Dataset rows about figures
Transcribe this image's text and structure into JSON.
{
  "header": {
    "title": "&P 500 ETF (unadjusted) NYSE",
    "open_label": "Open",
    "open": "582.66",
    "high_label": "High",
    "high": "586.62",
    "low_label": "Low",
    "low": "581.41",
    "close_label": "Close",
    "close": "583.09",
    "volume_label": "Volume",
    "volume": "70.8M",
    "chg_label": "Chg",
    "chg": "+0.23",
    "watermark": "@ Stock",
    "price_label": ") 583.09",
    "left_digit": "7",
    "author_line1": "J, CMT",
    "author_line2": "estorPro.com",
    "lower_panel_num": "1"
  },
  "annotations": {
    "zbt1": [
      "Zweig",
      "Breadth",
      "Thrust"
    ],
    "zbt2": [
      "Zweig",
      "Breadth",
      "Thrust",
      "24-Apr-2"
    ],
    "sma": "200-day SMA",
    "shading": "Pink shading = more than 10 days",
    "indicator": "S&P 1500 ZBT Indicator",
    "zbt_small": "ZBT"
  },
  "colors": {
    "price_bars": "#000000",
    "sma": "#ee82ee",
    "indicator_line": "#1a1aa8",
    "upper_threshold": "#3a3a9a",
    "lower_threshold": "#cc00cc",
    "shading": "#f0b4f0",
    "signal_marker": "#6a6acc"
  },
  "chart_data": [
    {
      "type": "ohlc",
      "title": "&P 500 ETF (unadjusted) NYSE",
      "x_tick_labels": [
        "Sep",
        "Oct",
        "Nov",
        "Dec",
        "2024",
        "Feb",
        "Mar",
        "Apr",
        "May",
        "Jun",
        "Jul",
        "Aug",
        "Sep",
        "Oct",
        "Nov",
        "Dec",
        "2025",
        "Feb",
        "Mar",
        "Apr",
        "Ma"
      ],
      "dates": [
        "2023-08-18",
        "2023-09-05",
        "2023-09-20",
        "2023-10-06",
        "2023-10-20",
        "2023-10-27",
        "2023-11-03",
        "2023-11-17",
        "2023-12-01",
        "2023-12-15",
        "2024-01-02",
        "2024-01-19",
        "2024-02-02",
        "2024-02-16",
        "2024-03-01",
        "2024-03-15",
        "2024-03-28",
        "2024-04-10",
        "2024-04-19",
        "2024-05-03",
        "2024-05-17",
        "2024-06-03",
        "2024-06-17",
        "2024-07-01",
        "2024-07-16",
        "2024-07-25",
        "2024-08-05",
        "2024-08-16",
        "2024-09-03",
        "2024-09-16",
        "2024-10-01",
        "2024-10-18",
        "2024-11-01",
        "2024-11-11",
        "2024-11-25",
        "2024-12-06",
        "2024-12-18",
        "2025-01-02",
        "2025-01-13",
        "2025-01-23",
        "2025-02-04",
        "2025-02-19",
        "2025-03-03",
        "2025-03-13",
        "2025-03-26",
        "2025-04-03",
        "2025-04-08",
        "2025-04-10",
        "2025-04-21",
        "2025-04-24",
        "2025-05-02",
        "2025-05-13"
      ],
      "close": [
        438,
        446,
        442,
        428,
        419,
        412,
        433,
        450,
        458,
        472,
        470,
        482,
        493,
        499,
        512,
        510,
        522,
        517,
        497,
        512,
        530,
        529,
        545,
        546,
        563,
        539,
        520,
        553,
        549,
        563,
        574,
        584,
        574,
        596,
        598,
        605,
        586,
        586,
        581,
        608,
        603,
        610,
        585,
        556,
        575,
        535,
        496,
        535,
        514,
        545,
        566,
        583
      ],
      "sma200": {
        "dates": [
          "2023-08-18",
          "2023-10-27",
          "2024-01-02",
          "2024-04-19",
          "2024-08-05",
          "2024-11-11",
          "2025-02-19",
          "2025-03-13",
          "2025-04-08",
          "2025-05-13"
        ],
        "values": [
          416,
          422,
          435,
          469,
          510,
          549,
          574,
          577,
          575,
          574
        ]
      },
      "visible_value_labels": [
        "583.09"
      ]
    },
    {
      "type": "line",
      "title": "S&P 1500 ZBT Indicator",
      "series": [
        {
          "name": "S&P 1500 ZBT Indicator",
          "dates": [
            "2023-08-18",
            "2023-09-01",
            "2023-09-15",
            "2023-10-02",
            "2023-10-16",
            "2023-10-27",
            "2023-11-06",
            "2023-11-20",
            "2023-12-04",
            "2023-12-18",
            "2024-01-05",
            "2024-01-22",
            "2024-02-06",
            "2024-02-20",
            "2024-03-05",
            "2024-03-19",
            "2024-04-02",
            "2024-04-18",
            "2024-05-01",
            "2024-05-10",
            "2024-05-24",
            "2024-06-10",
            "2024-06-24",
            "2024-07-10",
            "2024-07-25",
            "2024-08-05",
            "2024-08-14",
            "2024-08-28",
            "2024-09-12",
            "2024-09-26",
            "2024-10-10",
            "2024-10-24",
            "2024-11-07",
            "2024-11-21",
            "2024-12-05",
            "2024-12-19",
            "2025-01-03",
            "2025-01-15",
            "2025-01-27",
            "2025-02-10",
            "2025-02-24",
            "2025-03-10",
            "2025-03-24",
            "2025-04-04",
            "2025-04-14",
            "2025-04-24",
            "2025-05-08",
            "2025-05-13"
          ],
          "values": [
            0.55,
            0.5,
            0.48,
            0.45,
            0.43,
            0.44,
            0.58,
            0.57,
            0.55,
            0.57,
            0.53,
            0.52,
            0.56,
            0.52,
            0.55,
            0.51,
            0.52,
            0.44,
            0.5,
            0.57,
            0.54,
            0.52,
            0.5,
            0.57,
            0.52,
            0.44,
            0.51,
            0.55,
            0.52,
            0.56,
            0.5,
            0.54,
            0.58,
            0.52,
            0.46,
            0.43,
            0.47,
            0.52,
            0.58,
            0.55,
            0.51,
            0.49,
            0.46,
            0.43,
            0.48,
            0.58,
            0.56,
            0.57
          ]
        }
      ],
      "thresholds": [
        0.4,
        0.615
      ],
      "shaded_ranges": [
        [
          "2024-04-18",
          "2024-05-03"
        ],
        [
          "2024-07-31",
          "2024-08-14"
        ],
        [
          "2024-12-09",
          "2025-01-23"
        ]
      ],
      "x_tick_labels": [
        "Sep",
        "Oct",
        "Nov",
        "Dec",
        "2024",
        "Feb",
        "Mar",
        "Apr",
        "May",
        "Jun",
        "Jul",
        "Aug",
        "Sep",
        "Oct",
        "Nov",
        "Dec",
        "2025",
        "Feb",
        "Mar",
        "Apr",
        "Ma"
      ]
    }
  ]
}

• **To be done**: Copy out every line of the data above, exactly as given.

• **Result of this task**:
Transcribe this image's text and structure into JSON.
{
  "header": {
    "title": "&P 500 ETF (unadjusted) NYSE",
    "open_label": "Open",
    "open": "582.66",
    "high_label": "High",
    "high": "586.62",
    "low_label": "Low",
    "low": "581.41",
    "close_label": "Close",
    "close": "583.09",
    "volume_label": "Volume",
    "volume": "70.8M",
    "chg_label": "Chg",
    "chg": "+0.23",
    "watermark": "@ Stock",
    "price_label": ") 583.09",
    "left_digit": "7",
    "author_line1": "J, CMT",
    "author_line2": "estorPro.com",
    "lower_panel_num": "1"
  },
  "annotations": {
    "zbt1": [
      "Zweig",
      "Breadth",
      "Thrust"
    ],
    "zbt2": [
      "Zweig",
      "Breadth",
      "Thrust",
      "24-Apr-2"
    ],
    "sma": "200-day SMA",
    "shading": "Pink shading = more than 10 days",
    "indicator": "S&P 1500 ZBT Indicator",
    "zbt_small": "ZBT"
  },
  "colors": {
    "price_bars": "#000000",
    "sma": "#ee82ee",
    "indicator_line": "#1a1aa8",
    "upper_threshold": "#3a3a9a",
    "lower_threshold": "#cc00cc",
    "shading": "#f0b4f0",
    "signal_marker": "#6a6acc"
  },
  "chart_data": [
    {
      "type": "ohlc",
      "title": "&P 500 ETF (unadjusted) NYSE",
      "x_tick_labels": [
        "Sep",
        "Oct",
        "Nov",
        "Dec",
        "2024",
        "Feb",
        "Mar",
        "Apr",
        "May",
        "Jun",
        "Jul",
        "Aug",
        "Sep",
        "Oct",
        "Nov",
        "Dec",
        "2025",
        "Feb",
        "Mar",
        "Apr",
        "Ma"
      ],
      "dates": [
        "2023-08-18",
        "2023-09-05",
        "2023-09-20",
        "2023-10-06",
        "2023-10-20",
        "2023-10-27",
        "2023-11-03",
        "2023-11-17",
        "2023-12-01",
        "2023-12-15",
        "2024-01-02",
        "2024-01-19",
        "2024-02-02",
        "2024-02-16",
        "2024-03-01",
        "2024-03-15",
        "2024-03-28",
        "2024-04-10",
        "2024-04-19",
        "2024-05-03",
        "2024-05-17",
        "2024-06-03",
        "2024-06-17",
        "2024-07-01",
        "2024-07-16",
        "2024-07-25",
        "2024-08-05",
        "2024-08-16",
        "2024-09-03",
        "2024-09-16",
        "2024-10-01",
        "2024-10-18",
        "2024-11-01",
        "2024-11-11",
        "2024-11-25",
        "2024-12-06",
        "2024-12-18",
        "2025-01-02",
        "2025-01-13",
        "2025-01-23",
        "2025-02-04",
        "2025-02-19",
        "2025-03-03",
        "2025-03-13",
        "2025-03-26",
        "2025-04-03",
        "2025-04-08",
        "2025-04-10",
        "2025-04-21",
        "2025-04-24",
        "2025-05-02",
        "2025-05-13"
      ],
      "close": [
        438,
        446,
        442,
        428,
        419,
        412,
        433,
        450,
        458,
        472,
        470,
        482,
        493,
        499,
        512,
        510,
        522,
        517,
        497,
        512,
        530,
        529,
        545,
        546,
        563,
        539,
        520,
        553,
        549,
        563,
        574,
        584,
        574,
        596,
        598,
        605,
        586,
        586,
        581,
        608,
        603,
        610,
        585,
        556,
        575,
        535,
        496,
        535,
        514,
        545,
        566,
        583
      ],
      "sma200": {
        "dates": [
          "2023-08-18",
          "2023-10-27",
          "2024-01-02",
          "2024-04-19",
          "2024-08-05",
          "2024-11-11",
          "2025-02-19",
          "2025-03-13",
          "2025-04-08",
          "2025-05-13"
        ],
        "values": [
          416,
          422,
          435,
          469,
          510,
          549,
          574,
          577,
          575,
          574
        ]
      },
      "visible_value_labels": [
        "583.09"
      ]
    },
    {
      "type": "line",
      "title": "S&P 1500 ZBT Indicator",
      "series": [
        {
          "name": "S&P 1500 ZBT Indicator",
          "dates": [
            "2023-08-18",
            "2023-09-01",
            "2023-09-15",
            "2023-10-02",
            "2023-10-16",
            "2023-10-27",
            "2023-11-06",
            "2023-11-20",
            "2023-12-04",
            "2023-12-18",
            "2024-01-05",
            "2024-01-22",
            "2024-02-06",
            "2024-02-20",
            "2024-03-05",
            "2024-03-19",
            "2024-04-02",
            "2024-04-18",
            "2024-05-01",
            "2024-05-10",
            "2024-05-24",
            "2024-06-10",
            "2024-06-24",
            "2024-07-10",
            "2024-07-25",
            "2024-08-05",
            "2024-08-14",
            "2024-08-28",
            "2024-09-12",
            "2024-09-26",
            "2024-10-10",
            "2024-10-24",
            "2024-11-07",
            "2024-11-21",
            "2024-12-05",
            "2024-12-19",
            "2025-01-03",
            "2025-01-15",
            "2025-01-27",
            "2025-02-10",
            "2025-02-24",
            "2025-03-10",
            "2025-03-24",
            "2025-04-04",
            "2025-04-14",
            "2025-04-24",
            "2025-05-08",
            "2025-05-13"
          ],
          "values": [
            0.55,
            0.5,
            0.48,
            0.45,
            0.43,
            0.44,
            0.58,
            0.57,
            0.55,
            0.57,
            0.53,
            0.52,
            0.56,
            0.52,
            0.55,
            0.51,
            0.52,
            0.44,
            0.5,
            0.57,
            0.54,
            0.52,
            0.5,
            0.57,
            0.52,
            0.44,
            0.51,
            0.55,
            0.52,
            0.56,
            0.5,
            0.54,
            0.58,
            0.52,
            0.46,
            0.43,
            0.47,
            0.52,
            0.58,
            0.55,
            0.51,
            0.49,
            0.46,
            0.43,
            0.48,
            0.58,
            0.56,
            0.57
          ]
        }
      ],
      "thresholds": [
        0.4,
        0.615
      ],
      "shaded_ranges": [
        [
          "2024-04-18",
          "2024-05-03"
        ],
        [
          "2024-07-31",
          "2024-08-14"
        ],
        [
          "2024-12-09",
          "2025-01-23"
        ]
      ],
      "x_tick_labels": [
        "Sep",
        "Oct",
        "Nov",
        "Dec",
        "2024",
        "Feb",
        "Mar",
        "Apr",
        "May",
        "Jun",
        "Jul",
        "Aug",
        "Sep",
        "Oct",
        "Nov",
        "Dec",
        "2025",
        "Feb",
        "Mar",
        "Apr",
        "Ma"
      ]
    }
  ]
}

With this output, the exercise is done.